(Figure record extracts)
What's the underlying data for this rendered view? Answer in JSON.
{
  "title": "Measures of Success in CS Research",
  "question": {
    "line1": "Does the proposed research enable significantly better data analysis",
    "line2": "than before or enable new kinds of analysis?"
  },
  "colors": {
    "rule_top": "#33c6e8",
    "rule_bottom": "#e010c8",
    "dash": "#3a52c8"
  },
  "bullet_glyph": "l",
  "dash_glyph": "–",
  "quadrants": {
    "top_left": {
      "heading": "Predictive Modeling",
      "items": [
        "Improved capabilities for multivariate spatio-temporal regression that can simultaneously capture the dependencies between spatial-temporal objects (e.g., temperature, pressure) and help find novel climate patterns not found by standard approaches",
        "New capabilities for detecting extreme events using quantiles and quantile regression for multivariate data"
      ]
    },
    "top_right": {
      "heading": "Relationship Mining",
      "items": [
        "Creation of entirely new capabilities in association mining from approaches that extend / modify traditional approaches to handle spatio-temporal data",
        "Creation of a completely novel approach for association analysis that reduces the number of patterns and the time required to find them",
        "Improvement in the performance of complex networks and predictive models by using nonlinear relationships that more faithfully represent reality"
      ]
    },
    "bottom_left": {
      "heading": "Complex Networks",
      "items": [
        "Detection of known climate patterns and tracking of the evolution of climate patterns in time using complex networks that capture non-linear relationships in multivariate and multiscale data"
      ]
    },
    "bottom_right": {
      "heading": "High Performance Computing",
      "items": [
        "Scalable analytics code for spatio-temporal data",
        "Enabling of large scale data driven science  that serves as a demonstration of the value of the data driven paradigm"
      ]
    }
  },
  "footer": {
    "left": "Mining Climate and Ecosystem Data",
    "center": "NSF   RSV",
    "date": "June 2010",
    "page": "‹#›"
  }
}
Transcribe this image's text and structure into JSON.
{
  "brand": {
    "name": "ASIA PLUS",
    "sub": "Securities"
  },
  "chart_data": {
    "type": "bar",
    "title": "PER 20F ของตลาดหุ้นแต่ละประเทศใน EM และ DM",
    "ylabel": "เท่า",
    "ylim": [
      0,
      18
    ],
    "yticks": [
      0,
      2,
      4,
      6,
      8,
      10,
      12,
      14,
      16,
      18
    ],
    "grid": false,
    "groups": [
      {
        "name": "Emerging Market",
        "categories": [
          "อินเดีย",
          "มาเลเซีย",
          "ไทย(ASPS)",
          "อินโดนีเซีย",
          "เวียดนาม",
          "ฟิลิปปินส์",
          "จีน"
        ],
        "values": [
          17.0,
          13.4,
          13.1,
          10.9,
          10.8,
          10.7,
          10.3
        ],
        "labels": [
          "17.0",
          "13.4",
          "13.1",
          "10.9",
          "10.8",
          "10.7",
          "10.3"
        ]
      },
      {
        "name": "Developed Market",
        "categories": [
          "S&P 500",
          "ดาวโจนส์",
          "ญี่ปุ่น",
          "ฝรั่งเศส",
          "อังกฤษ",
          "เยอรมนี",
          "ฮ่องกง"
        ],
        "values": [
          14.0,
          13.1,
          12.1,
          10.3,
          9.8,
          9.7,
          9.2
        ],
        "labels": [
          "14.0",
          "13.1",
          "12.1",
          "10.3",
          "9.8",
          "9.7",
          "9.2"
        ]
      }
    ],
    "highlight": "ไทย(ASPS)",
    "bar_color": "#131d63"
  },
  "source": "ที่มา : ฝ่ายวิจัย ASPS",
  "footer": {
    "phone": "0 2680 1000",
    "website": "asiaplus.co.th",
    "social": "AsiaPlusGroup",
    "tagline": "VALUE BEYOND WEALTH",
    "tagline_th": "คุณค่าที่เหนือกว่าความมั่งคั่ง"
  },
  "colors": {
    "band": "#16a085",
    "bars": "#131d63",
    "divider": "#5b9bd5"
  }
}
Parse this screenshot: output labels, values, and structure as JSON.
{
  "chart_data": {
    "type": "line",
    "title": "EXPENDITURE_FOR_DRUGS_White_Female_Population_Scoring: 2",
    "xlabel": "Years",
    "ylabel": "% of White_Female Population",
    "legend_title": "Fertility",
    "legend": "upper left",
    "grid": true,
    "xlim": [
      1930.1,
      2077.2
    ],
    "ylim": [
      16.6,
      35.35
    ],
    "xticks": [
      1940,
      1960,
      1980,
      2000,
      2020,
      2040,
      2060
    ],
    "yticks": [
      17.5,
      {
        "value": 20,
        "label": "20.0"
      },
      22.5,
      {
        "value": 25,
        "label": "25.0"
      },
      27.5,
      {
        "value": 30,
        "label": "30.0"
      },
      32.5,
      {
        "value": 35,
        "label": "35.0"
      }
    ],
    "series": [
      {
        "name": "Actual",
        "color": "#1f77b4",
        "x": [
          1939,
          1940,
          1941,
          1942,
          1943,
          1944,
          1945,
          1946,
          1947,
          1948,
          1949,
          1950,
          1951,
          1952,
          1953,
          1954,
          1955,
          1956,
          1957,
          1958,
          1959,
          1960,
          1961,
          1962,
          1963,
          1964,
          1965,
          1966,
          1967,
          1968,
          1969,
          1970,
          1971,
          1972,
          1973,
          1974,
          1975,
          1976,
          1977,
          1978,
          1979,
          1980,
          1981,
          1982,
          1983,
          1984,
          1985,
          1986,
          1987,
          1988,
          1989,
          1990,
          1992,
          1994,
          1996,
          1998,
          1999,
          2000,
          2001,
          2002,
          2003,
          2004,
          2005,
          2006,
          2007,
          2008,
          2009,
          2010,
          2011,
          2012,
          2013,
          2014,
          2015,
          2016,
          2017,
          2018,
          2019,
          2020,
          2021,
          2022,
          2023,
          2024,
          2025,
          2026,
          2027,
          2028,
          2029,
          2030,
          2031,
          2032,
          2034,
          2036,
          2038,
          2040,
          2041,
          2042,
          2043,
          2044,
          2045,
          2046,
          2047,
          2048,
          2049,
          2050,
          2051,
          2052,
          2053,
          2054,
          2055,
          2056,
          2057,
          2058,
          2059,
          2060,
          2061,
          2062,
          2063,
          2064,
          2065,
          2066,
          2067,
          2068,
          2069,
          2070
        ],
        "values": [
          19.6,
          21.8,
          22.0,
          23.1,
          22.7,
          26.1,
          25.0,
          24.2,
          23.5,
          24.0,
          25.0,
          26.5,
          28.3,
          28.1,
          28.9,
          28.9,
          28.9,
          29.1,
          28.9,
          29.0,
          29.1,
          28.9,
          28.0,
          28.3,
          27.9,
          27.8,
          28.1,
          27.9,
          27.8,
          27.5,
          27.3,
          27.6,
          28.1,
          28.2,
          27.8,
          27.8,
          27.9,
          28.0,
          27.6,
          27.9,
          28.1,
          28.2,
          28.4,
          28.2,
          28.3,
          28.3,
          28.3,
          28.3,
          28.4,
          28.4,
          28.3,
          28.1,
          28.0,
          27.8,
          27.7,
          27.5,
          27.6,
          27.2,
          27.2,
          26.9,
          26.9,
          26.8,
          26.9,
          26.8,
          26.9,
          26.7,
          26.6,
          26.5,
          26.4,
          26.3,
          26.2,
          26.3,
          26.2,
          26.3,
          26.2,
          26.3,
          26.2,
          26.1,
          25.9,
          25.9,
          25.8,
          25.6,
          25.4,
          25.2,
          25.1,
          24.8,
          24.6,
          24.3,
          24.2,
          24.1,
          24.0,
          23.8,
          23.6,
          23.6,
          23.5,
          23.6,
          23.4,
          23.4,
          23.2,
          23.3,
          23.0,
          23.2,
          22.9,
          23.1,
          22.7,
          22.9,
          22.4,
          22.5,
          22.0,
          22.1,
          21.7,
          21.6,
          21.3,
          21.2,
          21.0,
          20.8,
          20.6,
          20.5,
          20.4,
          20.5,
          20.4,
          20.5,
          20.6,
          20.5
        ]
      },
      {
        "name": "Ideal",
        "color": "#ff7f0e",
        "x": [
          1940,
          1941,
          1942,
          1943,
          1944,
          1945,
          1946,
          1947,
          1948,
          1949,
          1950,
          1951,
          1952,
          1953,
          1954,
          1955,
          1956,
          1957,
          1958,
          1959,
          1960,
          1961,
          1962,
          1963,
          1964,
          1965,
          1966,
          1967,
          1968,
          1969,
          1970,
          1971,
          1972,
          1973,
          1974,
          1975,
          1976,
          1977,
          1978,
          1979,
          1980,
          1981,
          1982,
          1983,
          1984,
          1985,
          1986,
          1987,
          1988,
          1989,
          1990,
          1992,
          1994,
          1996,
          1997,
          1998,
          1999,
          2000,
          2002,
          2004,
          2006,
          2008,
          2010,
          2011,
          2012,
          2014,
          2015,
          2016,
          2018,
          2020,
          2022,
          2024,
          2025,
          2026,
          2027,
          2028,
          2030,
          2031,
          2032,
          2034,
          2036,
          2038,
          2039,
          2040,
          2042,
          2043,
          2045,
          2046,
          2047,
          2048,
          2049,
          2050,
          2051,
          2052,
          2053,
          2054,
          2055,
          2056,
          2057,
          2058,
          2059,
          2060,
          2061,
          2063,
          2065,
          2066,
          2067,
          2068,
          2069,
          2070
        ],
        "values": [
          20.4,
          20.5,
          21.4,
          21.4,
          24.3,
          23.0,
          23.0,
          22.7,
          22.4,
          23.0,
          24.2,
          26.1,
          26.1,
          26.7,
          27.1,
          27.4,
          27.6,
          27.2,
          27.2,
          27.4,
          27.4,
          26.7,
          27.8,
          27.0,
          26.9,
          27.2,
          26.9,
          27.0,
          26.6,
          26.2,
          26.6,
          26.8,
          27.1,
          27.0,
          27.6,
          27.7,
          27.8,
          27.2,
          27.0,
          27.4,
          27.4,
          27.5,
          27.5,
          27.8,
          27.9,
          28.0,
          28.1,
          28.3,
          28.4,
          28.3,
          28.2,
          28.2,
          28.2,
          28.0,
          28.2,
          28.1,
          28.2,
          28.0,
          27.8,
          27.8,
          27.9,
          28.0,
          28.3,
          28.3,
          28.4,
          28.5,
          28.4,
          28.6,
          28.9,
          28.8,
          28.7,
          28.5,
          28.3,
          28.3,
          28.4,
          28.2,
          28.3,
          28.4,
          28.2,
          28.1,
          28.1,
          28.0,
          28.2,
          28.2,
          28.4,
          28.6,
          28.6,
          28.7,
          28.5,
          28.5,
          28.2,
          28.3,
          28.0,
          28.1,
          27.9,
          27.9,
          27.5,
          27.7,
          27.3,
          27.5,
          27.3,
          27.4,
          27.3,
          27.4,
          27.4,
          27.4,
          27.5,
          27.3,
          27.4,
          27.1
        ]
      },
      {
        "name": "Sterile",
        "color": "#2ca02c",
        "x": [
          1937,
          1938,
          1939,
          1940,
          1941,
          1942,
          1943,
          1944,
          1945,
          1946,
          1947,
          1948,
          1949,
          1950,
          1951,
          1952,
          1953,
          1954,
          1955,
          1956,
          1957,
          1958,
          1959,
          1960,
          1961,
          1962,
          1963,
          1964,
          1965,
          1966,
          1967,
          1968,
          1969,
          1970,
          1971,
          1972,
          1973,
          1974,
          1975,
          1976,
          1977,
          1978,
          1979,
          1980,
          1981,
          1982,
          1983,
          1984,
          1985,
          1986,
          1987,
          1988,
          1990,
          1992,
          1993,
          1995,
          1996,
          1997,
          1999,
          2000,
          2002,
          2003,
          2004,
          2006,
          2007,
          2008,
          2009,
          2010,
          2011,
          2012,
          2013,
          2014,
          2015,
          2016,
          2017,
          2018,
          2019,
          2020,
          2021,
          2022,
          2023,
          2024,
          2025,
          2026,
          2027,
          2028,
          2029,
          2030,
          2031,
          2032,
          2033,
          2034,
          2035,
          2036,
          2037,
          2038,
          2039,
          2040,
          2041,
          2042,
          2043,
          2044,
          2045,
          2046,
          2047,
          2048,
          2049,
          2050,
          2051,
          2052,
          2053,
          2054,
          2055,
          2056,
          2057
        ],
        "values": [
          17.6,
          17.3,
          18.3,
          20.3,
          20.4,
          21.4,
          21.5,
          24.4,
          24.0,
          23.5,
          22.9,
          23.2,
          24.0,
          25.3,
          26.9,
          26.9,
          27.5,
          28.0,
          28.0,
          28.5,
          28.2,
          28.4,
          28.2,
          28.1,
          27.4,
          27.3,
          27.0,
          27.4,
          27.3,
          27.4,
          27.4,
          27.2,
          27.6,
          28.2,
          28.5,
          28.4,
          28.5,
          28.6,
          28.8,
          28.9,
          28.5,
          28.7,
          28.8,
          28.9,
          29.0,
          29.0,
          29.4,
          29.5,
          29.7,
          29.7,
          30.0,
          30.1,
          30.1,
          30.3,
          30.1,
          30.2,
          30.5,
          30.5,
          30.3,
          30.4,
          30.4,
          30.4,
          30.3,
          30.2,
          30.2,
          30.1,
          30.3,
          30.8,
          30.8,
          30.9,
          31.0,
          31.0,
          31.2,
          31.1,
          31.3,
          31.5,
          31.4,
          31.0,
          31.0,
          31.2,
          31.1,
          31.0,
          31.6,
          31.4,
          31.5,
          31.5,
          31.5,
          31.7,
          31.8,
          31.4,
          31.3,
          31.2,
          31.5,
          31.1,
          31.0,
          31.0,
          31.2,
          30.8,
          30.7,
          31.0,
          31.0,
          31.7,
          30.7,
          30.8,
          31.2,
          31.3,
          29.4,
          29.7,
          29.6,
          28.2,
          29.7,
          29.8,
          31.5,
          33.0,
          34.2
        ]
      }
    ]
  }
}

• What this task involves: Return every line above that contains the word "using".

• Expected output:
        "New capabilities for detecting extreme events using quantiles and quantile regression for multivariate data"
        "Improvement in the performance of complex networks and predictive models by using nonlinear relationships that more faithfully represent reality"
        "Detection of known climate patterns and tracking of the evolution of climate patterns in time using complex networks that capture non-linear relationships in multivariate and multiscale data"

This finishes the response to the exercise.